--- START Extracted entries ---
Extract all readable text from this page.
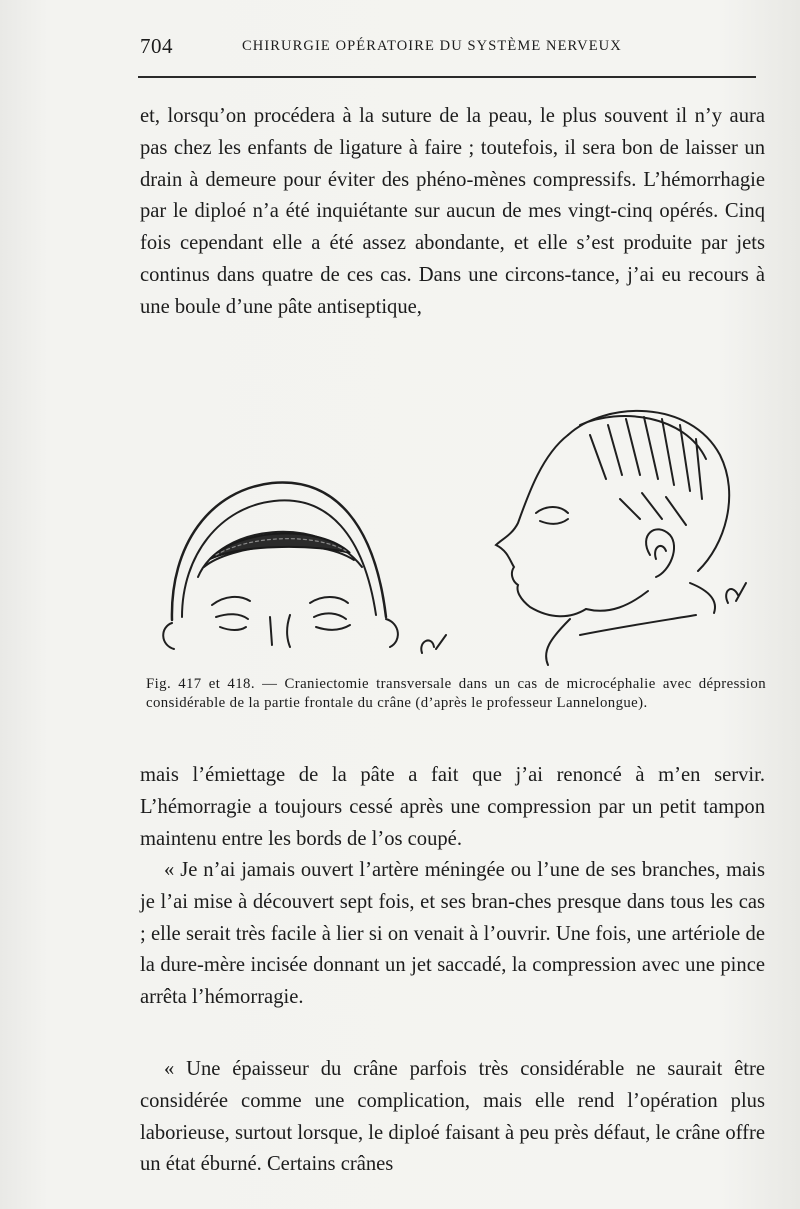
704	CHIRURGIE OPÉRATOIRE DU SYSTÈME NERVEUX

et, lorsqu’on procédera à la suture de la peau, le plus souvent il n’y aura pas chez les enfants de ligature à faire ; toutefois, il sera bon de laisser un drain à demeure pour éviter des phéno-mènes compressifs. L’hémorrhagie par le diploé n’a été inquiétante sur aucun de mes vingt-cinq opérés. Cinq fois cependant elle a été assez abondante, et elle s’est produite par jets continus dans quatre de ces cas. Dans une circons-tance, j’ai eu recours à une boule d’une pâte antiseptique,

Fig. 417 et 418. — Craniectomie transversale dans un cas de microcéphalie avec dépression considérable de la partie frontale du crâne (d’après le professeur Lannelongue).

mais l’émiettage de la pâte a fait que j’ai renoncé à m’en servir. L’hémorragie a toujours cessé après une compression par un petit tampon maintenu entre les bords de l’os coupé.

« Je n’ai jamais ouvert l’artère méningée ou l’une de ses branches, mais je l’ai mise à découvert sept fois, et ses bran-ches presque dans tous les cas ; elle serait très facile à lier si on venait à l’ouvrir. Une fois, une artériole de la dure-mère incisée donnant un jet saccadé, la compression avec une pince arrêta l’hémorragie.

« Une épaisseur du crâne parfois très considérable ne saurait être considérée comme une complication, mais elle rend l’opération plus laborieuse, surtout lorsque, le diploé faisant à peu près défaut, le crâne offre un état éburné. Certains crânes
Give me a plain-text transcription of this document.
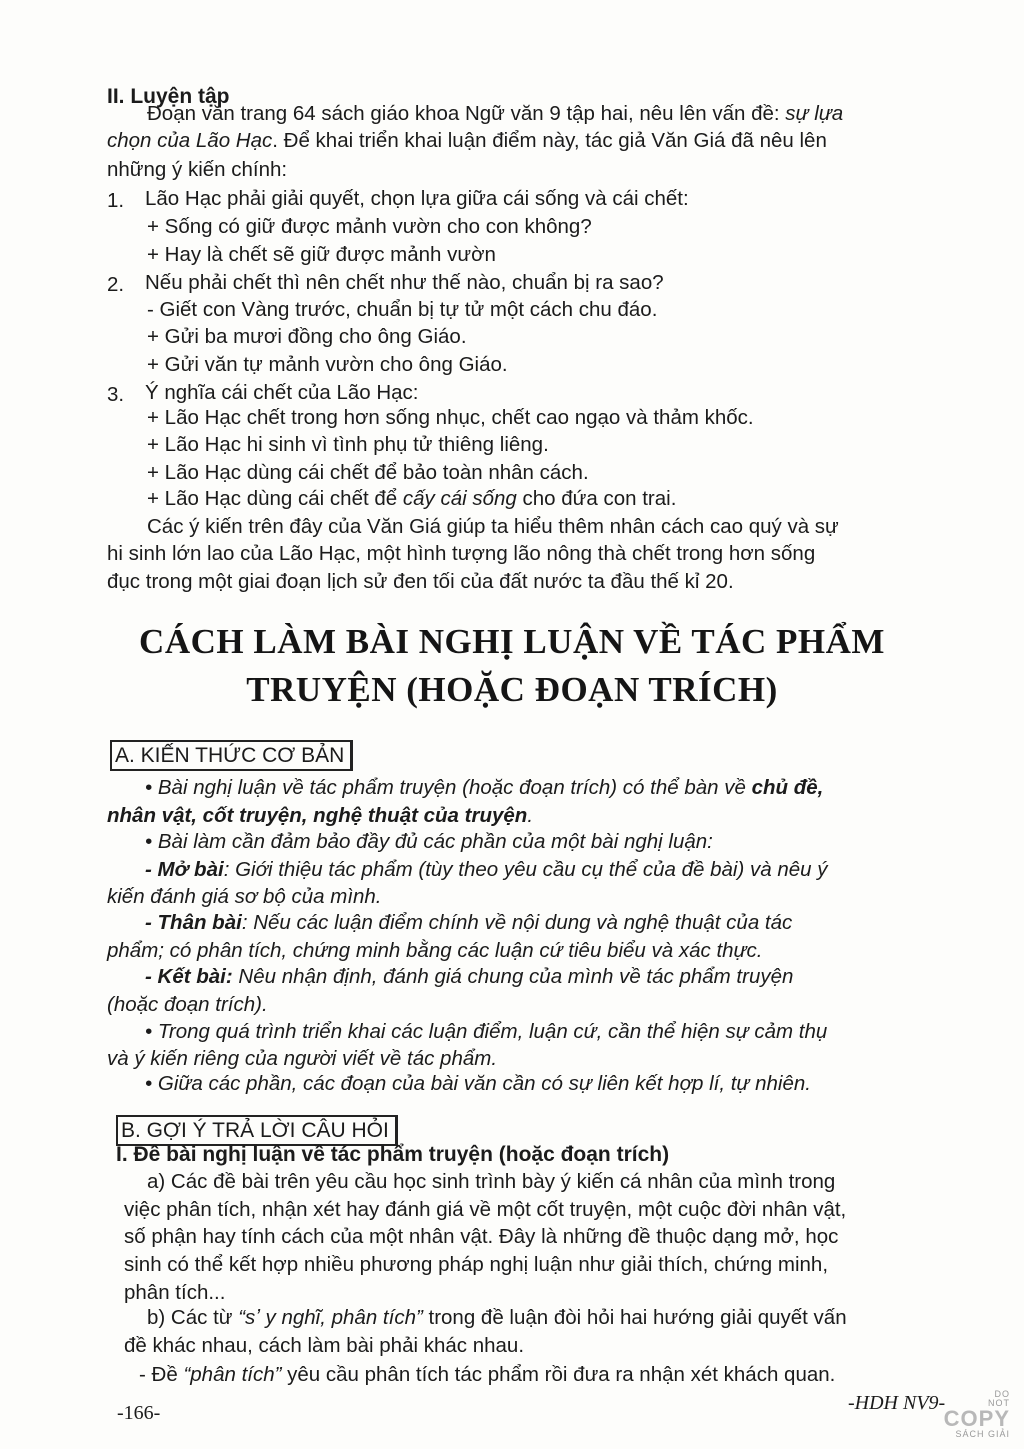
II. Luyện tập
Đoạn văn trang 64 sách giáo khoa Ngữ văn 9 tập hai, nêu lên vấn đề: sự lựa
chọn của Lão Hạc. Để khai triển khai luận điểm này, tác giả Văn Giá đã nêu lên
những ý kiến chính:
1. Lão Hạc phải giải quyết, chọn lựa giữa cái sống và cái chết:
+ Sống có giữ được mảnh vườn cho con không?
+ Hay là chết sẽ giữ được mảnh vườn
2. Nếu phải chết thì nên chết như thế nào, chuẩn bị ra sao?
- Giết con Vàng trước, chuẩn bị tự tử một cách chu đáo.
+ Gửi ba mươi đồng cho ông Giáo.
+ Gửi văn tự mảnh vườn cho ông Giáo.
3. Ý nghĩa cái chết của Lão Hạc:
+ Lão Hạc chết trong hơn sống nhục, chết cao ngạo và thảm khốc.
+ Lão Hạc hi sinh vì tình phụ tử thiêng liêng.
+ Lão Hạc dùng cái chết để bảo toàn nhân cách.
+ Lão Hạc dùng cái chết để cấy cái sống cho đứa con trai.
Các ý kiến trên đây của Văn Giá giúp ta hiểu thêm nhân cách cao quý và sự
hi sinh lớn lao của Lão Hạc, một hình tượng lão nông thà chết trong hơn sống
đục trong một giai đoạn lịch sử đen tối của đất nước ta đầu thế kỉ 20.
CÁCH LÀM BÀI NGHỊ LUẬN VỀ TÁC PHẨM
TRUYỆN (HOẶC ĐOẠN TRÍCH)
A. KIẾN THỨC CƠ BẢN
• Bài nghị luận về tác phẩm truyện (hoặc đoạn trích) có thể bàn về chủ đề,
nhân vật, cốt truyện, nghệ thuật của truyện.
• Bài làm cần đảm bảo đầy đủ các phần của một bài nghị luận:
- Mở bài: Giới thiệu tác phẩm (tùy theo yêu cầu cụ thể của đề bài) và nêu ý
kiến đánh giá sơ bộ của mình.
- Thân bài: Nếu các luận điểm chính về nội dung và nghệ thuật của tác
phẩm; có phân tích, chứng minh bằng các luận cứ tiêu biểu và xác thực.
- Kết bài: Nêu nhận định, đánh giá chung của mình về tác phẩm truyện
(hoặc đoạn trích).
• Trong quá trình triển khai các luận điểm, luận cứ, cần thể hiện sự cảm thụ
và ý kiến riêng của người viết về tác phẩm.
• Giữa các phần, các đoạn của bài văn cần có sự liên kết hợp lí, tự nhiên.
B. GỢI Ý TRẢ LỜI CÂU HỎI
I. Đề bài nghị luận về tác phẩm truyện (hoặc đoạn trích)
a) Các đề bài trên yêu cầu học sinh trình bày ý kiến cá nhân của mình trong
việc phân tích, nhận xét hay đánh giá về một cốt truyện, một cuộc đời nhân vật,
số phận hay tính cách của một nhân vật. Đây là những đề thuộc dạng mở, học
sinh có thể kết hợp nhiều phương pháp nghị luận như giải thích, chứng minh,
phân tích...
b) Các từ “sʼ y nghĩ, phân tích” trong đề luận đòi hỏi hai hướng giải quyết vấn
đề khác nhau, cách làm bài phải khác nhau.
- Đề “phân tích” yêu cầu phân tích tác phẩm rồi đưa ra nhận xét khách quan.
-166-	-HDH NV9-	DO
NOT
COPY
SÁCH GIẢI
--- END Extracted entries ---
Report all lines of the data that include the word "vườn".

• _Response below_
+ Sống có giữ được mảnh vườn cho con không?
+ Hay là chết sẽ giữ được mảnh vườn
+ Gửi văn tự mảnh vườn cho ông Giáo.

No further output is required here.